Exercise instructions: Leave the pictures out and reproduce, exactly, the lines from the one with "What data populates" through the end of the entries below.

Given data:
^^^^

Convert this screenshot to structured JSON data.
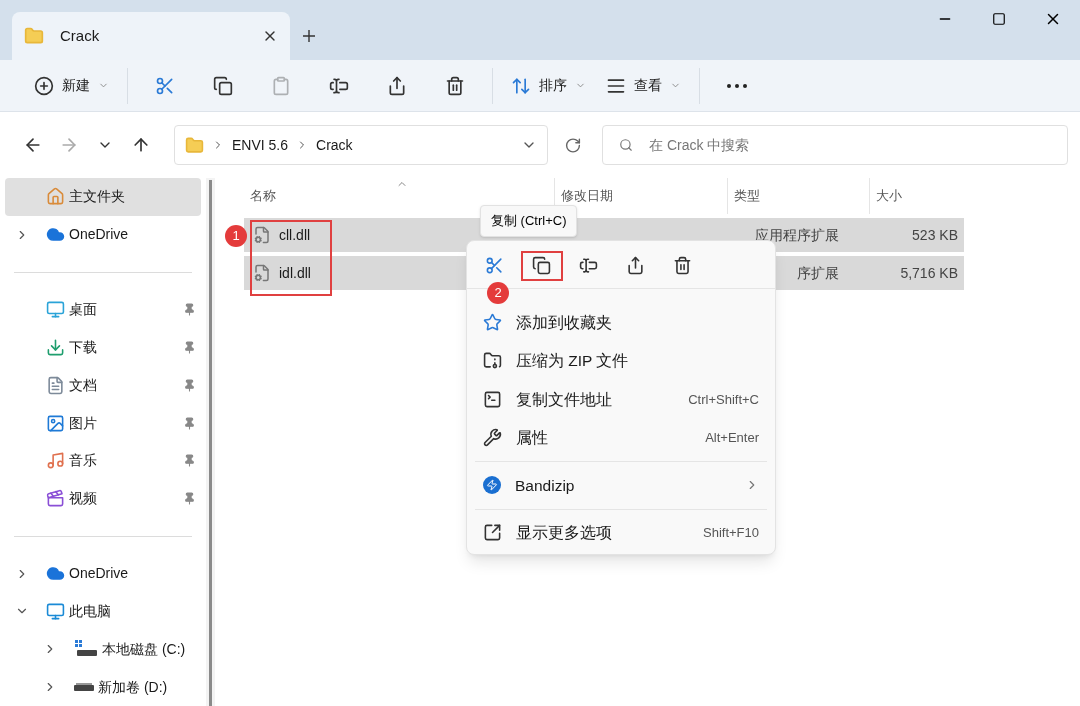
{
  "tabs": [
    {
      "label": "Crack",
      "selected": true
    }
  ],
  "toolbar": [
    {
      "kind": "new",
      "label": "新建",
      "disabled": false
    },
    {
      "kind": "cut",
      "disabled": false
    },
    {
      "kind": "copy",
      "disabled": false
    },
    {
      "kind": "paste",
      "disabled": true
    },
    {
      "kind": "rename",
      "disabled": false
    },
    {
      "kind": "share",
      "disabled": false
    },
    {
      "kind": "delete",
      "disabled": false
    },
    {
      "kind": "sort",
      "label": "排序",
      "disabled": false
    },
    {
      "kind": "view",
      "label": "查看",
      "disabled": false
    },
    {
      "kind": "more",
      "disabled": false
    }
  ],
  "breadcrumb": [
    "ENVI 5.6",
    "Crack"
  ],
  "search": {
    "placeholder": "在 Crack 中搜索"
  },
  "sidebar": {
    "sections": [
      [
        {
          "kind": "home",
          "label": "主文件夹",
          "selected": true
        },
        {
          "kind": "cloud",
          "label": "OneDrive",
          "selected": false,
          "expanded": false
        }
      ],
      [
        {
          "kind": "desktop",
          "label": "桌面",
          "selected": false,
          "pinned": true
        },
        {
          "kind": "download",
          "label": "下载",
          "selected": false,
          "pinned": true
        },
        {
          "kind": "docs",
          "label": "文档",
          "selected": false,
          "pinned": true
        },
        {
          "kind": "pictures",
          "label": "图片",
          "selected": false,
          "pinned": true
        },
        {
          "kind": "music",
          "label": "音乐",
          "selected": false,
          "pinned": true
        },
        {
          "kind": "video",
          "label": "视频",
          "selected": false,
          "pinned": true
        }
      ],
      [
        {
          "kind": "cloud",
          "label": "OneDrive",
          "selected": false,
          "expanded": false
        },
        {
          "kind": "pc",
          "label": "此电脑",
          "selected": false,
          "expanded": true,
          "children": [
            {
              "kind": "drive-c",
              "label": "本地磁盘 (C:)",
              "selected": false,
              "expanded": false
            },
            {
              "kind": "drive",
              "label": "新加卷 (D:)",
              "selected": false,
              "expanded": false
            }
          ]
        }
      ]
    ]
  },
  "table": {
    "columns": [
      "名称",
      "修改日期",
      "类型",
      "大小"
    ],
    "rows": [
      {
        "name": "cll.dll",
        "selected": true,
        "type": "应用程序扩展",
        "size": "523 KB"
      },
      {
        "name": "idl.dll",
        "selected": true,
        "type": "序扩展",
        "size": "5,716 KB"
      }
    ]
  },
  "context_menu": {
    "tooltip": "复制 (Ctrl+C)",
    "actions": [
      {
        "kind": "cut",
        "annotated": false
      },
      {
        "kind": "copy",
        "annotated": true
      },
      {
        "kind": "rename",
        "annotated": false
      },
      {
        "kind": "share",
        "annotated": false
      },
      {
        "kind": "delete",
        "annotated": false
      }
    ],
    "items": [
      {
        "kind": "star",
        "label": "添加到收藏夹",
        "divider_before": false
      },
      {
        "kind": "zip",
        "label": "压缩为 ZIP 文件",
        "divider_before": false
      },
      {
        "kind": "path",
        "label": "复制文件地址",
        "shortcut": "Ctrl+Shift+C",
        "divider_before": false
      },
      {
        "kind": "wrench",
        "label": "属性",
        "shortcut": "Alt+Enter",
        "divider_before": false
      },
      {
        "kind": "bandizip",
        "label": "Bandizip",
        "submenu": true,
        "divider_before": true
      },
      {
        "kind": "more",
        "label": "显示更多选项",
        "shortcut": "Shift+F10",
        "divider_before": true
      }
    ]
  },
  "annotations": [
    {
      "label": "1"
    },
    {
      "label": "2"
    }
  ]
}
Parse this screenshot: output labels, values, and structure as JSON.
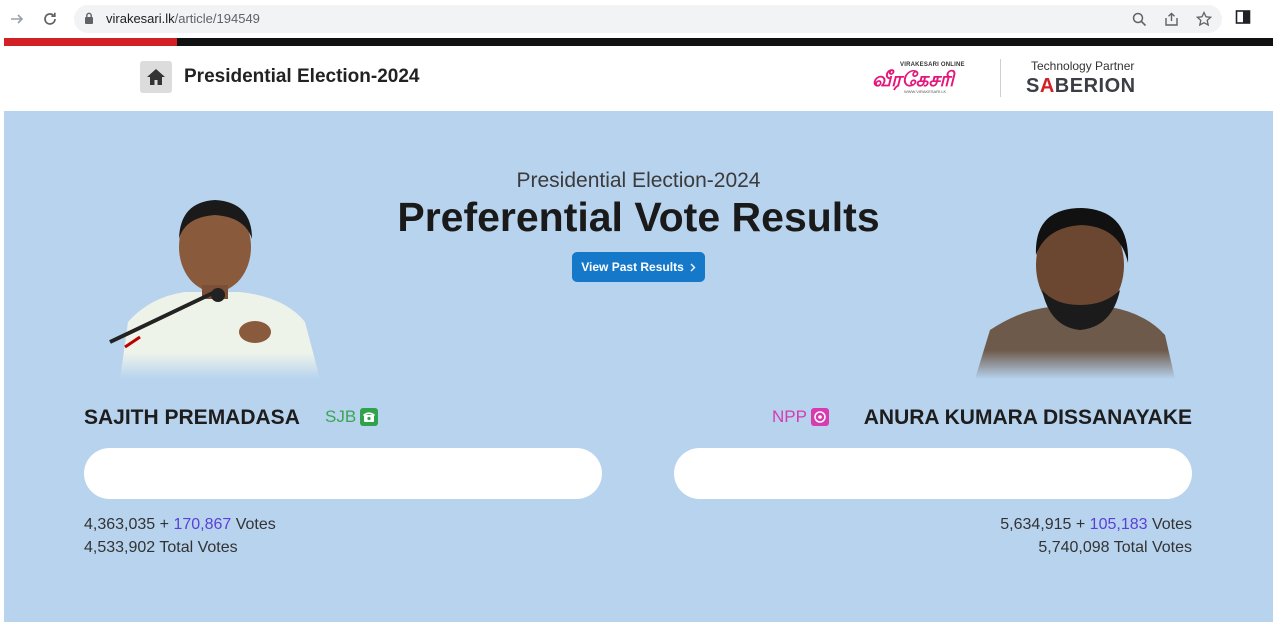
{
  "browser": {
    "url_host": "virakesari.lk",
    "url_path": "/article/194549"
  },
  "header": {
    "title": "Presidential Election-2024",
    "partner_label": "Technology Partner",
    "partner_name_pre": "S",
    "partner_name_accent": "A",
    "partner_name_post": "BERION",
    "brand_small": "VIRAKESARI ONLINE",
    "brand_big": "வீரகேசரி",
    "brand_url": "WWW.VIRAKESARI.LK"
  },
  "hero": {
    "subtitle": "Presidential Election-2024",
    "title": "Preferential Vote Results",
    "past_button": "View Past Results"
  },
  "candidates": [
    {
      "name": "SAJITH PREMADASA",
      "party": "SJB",
      "party_color": "#3aa655",
      "base_votes": "4,363,035",
      "plus": "+",
      "pref_votes": "170,867",
      "votes_label": "Votes",
      "total_votes": "4,533,902",
      "total_label": "Total Votes"
    },
    {
      "name": "ANURA KUMARA DISSANAYAKE",
      "party": "NPP",
      "party_color": "#d63bb0",
      "base_votes": "5,634,915",
      "plus": "+",
      "pref_votes": "105,183",
      "votes_label": "Votes",
      "total_votes": "5,740,098",
      "total_label": "Total Votes"
    }
  ],
  "colors": {
    "panel_bg": "#b7d3ee",
    "accent_blue": "#1578c8",
    "pref_purple": "#5b3fd8",
    "topbar_red": "#d32027"
  }
}
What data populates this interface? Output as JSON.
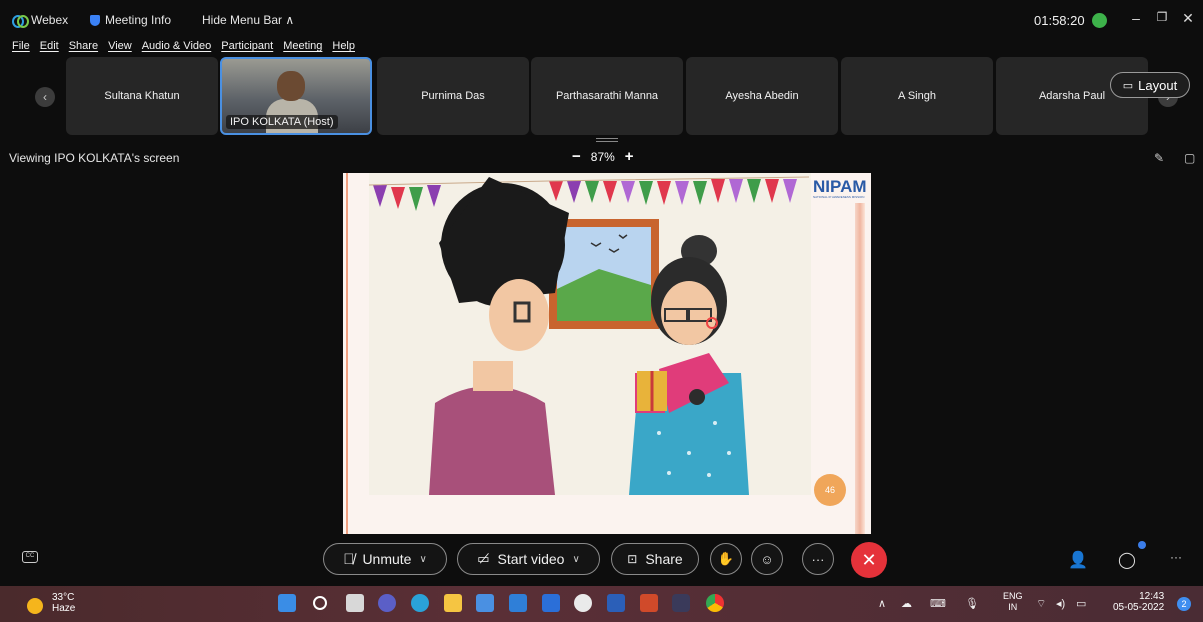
{
  "titlebar": {
    "app_name": "Webex",
    "meeting_info": "Meeting Info",
    "hide_menu": "Hide Menu Bar ∧",
    "clock": "01:58:20"
  },
  "menu": [
    "File",
    "Edit",
    "Share",
    "View",
    "Audio & Video",
    "Participant",
    "Meeting",
    "Help"
  ],
  "participants": [
    {
      "name": "Sultana Khatun"
    },
    {
      "name": "IPO KOLKATA (Host)"
    },
    {
      "name": "Purnima Das"
    },
    {
      "name": "Parthasarathi Manna"
    },
    {
      "name": "Ayesha Abedin"
    },
    {
      "name": "A Singh"
    },
    {
      "name": "Adarsha Paul"
    }
  ],
  "layout_label": "Layout",
  "viewing_label": "Viewing IPO KOLKATA's screen",
  "zoom": {
    "minus": "−",
    "level": "87%",
    "plus": "+"
  },
  "shared": {
    "logo": "NIPAM",
    "logo_sub": "NATIONAL IP AWARENESS MISSION",
    "page_number": "46"
  },
  "controls": {
    "unmute": "Unmute",
    "start_video": "Start video",
    "share": "Share"
  },
  "taskbar": {
    "temp": "33°C",
    "weather": "Haze",
    "lang_1": "ENG",
    "lang_2": "IN",
    "time": "12:43",
    "date": "05-05-2022",
    "notifications": "2"
  },
  "colors": {
    "end_call": "#e5323a",
    "host_border": "#4a90e2",
    "accent": "#3b7de8"
  }
}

^^^^

Full response:
What data populates this interface? Output as JSON.
{
  "titlebar": {
    "app_name": "Webex",
    "meeting_info": "Meeting Info",
    "hide_menu": "Hide Menu Bar ∧",
    "clock": "01:58:20"
  },
  "menu": [
    "File",
    "Edit",
    "Share",
    "View",
    "Audio & Video",
    "Participant",
    "Meeting",
    "Help"
  ],
  "participants": [
    {
      "name": "Sultana Khatun"
    },
    {
      "name": "IPO KOLKATA (Host)"
    },
    {
      "name": "Purnima Das"
    },
    {
      "name": "Parthasarathi Manna"
    },
    {
      "name": "Ayesha Abedin"
    },
    {
      "name": "A Singh"
    },
    {
      "name": "Adarsha Paul"
    }
  ],
  "layout_label": "Layout",
  "viewing_label": "Viewing IPO KOLKATA's screen",
  "zoom": {
    "minus": "−",
    "level": "87%",
    "plus": "+"
  },
  "shared": {
    "logo": "NIPAM",
    "logo_sub": "NATIONAL IP AWARENESS MISSION",
    "page_number": "46"
  },
  "controls": {
    "unmute": "Unmute",
    "start_video": "Start video",
    "share": "Share"
  },
  "taskbar": {
    "temp": "33°C",
    "weather": "Haze",
    "lang_1": "ENG",
    "lang_2": "IN",
    "time": "12:43",
    "date": "05-05-2022",
    "notifications": "2"
  },
  "colors": {
    "end_call": "#e5323a",
    "host_border": "#4a90e2",
    "accent": "#3b7de8"
  }
}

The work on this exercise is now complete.